▶ INSTRUCTIONS FOR THE TASK: Write out the material below again, unchanged.

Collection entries
##############################
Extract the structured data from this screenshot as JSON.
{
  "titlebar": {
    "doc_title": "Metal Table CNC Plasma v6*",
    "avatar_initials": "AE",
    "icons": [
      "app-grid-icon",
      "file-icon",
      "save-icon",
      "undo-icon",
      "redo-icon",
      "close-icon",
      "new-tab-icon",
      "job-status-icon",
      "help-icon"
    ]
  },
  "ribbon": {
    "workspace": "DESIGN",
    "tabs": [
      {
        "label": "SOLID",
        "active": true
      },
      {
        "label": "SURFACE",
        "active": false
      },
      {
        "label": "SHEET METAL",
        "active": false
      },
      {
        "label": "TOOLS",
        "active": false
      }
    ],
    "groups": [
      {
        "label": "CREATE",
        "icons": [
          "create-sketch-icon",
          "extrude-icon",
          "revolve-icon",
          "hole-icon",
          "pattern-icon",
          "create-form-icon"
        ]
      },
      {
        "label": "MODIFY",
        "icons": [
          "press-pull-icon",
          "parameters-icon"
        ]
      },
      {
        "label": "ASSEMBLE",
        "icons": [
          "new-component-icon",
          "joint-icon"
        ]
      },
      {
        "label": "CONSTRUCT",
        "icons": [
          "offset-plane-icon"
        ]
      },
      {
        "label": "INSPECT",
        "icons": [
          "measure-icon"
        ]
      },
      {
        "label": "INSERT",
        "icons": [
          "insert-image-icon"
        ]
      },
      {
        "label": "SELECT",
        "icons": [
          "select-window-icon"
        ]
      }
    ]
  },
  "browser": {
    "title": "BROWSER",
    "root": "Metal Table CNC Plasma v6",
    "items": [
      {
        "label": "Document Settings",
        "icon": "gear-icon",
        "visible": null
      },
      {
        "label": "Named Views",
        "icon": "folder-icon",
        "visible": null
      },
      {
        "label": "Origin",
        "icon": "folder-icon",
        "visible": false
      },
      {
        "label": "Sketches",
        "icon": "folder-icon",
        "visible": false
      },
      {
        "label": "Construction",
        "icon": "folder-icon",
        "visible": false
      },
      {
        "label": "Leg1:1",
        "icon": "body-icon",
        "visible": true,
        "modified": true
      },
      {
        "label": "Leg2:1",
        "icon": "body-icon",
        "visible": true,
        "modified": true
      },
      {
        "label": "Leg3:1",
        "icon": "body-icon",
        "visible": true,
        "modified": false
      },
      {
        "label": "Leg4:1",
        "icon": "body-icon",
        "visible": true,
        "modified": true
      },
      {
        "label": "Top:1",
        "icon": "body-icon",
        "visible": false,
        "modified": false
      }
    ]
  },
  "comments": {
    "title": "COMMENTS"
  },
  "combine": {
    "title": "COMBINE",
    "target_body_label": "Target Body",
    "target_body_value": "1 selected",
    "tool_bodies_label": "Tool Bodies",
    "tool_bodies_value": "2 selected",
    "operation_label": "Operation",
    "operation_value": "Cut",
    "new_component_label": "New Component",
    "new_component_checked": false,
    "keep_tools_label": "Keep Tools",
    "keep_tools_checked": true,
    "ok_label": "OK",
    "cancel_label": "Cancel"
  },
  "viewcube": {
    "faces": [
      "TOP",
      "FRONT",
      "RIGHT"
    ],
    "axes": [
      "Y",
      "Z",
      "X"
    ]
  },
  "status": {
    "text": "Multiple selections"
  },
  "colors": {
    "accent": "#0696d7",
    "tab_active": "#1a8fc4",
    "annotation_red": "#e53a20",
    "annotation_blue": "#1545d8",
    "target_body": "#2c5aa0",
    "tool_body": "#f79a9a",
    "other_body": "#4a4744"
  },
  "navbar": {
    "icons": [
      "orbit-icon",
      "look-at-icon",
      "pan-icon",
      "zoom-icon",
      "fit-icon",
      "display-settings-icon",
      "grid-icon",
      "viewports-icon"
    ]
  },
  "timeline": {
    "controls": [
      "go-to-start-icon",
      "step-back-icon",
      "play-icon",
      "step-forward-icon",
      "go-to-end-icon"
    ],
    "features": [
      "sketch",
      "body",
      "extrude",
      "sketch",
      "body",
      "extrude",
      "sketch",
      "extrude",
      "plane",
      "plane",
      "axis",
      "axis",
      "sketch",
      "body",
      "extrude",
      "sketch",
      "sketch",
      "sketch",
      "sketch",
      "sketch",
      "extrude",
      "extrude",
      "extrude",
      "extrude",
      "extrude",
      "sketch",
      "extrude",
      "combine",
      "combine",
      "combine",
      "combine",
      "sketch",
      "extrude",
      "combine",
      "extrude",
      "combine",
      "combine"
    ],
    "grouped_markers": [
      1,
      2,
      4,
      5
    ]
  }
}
##############################
▶ OUTPUT OF THE TASK:
Extract the structured data from this screenshot as JSON.
{
  "titlebar": {
    "doc_title": "Metal Table CNC Plasma v6*",
    "avatar_initials": "AE",
    "icons": [
      "app-grid-icon",
      "file-icon",
      "save-icon",
      "undo-icon",
      "redo-icon",
      "close-icon",
      "new-tab-icon",
      "job-status-icon",
      "help-icon"
    ]
  },
  "ribbon": {
    "workspace": "DESIGN",
    "tabs": [
      {
        "label": "SOLID",
        "active": true
      },
      {
        "label": "SURFACE",
        "active": false
      },
      {
        "label": "SHEET METAL",
        "active": false
      },
      {
        "label": "TOOLS",
        "active": false
      }
    ],
    "groups": [
      {
        "label": "CREATE",
        "icons": [
          "create-sketch-icon",
          "extrude-icon",
          "revolve-icon",
          "hole-icon",
          "pattern-icon",
          "create-form-icon"
        ]
      },
      {
        "label": "MODIFY",
        "icons": [
          "press-pull-icon",
          "parameters-icon"
        ]
      },
      {
        "label": "ASSEMBLE",
        "icons": [
          "new-component-icon",
          "joint-icon"
        ]
      },
      {
        "label": "CONSTRUCT",
        "icons": [
          "offset-plane-icon"
        ]
      },
      {
        "label": "INSPECT",
        "icons": [
          "measure-icon"
        ]
      },
      {
        "label": "INSERT",
        "icons": [
          "insert-image-icon"
        ]
      },
      {
        "label": "SELECT",
        "icons": [
          "select-window-icon"
        ]
      }
    ]
  },
  "browser": {
    "title": "BROWSER",
    "root": "Metal Table CNC Plasma v6",
    "items": [
      {
        "label": "Document Settings",
        "icon": "gear-icon",
        "visible": null
      },
      {
        "label": "Named Views",
        "icon": "folder-icon",
        "visible": null
      },
      {
        "label": "Origin",
        "icon": "folder-icon",
        "visible": false
      },
      {
        "label": "Sketches",
        "icon": "folder-icon",
        "visible": false
      },
      {
        "label": "Construction",
        "icon": "folder-icon",
        "visible": false
      },
      {
        "label": "Leg1:1",
        "icon": "body-icon",
        "visible": true,
        "modified": true
      },
      {
        "label": "Leg2:1",
        "icon": "body-icon",
        "visible": true,
        "modified": true
      },
      {
        "label": "Leg3:1",
        "icon": "body-icon",
        "visible": true,
        "modified": false
      },
      {
        "label": "Leg4:1",
        "icon": "body-icon",
        "visible": true,
        "modified": true
      },
      {
        "label": "Top:1",
        "icon": "body-icon",
        "visible": false,
        "modified": false
      }
    ]
  },
  "comments": {
    "title": "COMMENTS"
  },
  "combine": {
    "title": "COMBINE",
    "target_body_label": "Target Body",
    "target_body_value": "1 selected",
    "tool_bodies_label": "Tool Bodies",
    "tool_bodies_value": "2 selected",
    "operation_label": "Operation",
    "operation_value": "Cut",
    "new_component_label": "New Component",
    "new_component_checked": false,
    "keep_tools_label": "Keep Tools",
    "keep_tools_checked": true,
    "ok_label": "OK",
    "cancel_label": "Cancel"
  },
  "viewcube": {
    "faces": [
      "TOP",
      "FRONT",
      "RIGHT"
    ],
    "axes": [
      "Y",
      "Z",
      "X"
    ]
  },
  "status": {
    "text": "Multiple selections"
  },
  "colors": {
    "accent": "#0696d7",
    "tab_active": "#1a8fc4",
    "annotation_red": "#e53a20",
    "annotation_blue": "#1545d8",
    "target_body": "#2c5aa0",
    "tool_body": "#f79a9a",
    "other_body": "#4a4744"
  },
  "navbar": {
    "icons": [
      "orbit-icon",
      "look-at-icon",
      "pan-icon",
      "zoom-icon",
      "fit-icon",
      "display-settings-icon",
      "grid-icon",
      "viewports-icon"
    ]
  },
  "timeline": {
    "controls": [
      "go-to-start-icon",
      "step-back-icon",
      "play-icon",
      "step-forward-icon",
      "go-to-end-icon"
    ],
    "features": [
      "sketch",
      "body",
      "extrude",
      "sketch",
      "body",
      "extrude",
      "sketch",
      "extrude",
      "plane",
      "plane",
      "axis",
      "axis",
      "sketch",
      "body",
      "extrude",
      "sketch",
      "sketch",
      "sketch",
      "sketch",
      "sketch",
      "extrude",
      "extrude",
      "extrude",
      "extrude",
      "extrude",
      "sketch",
      "extrude",
      "combine",
      "combine",
      "combine",
      "combine",
      "sketch",
      "extrude",
      "combine",
      "extrude",
      "combine",
      "combine"
    ],
    "grouped_markers": [
      1,
      2,
      4,
      5
    ]
  }
}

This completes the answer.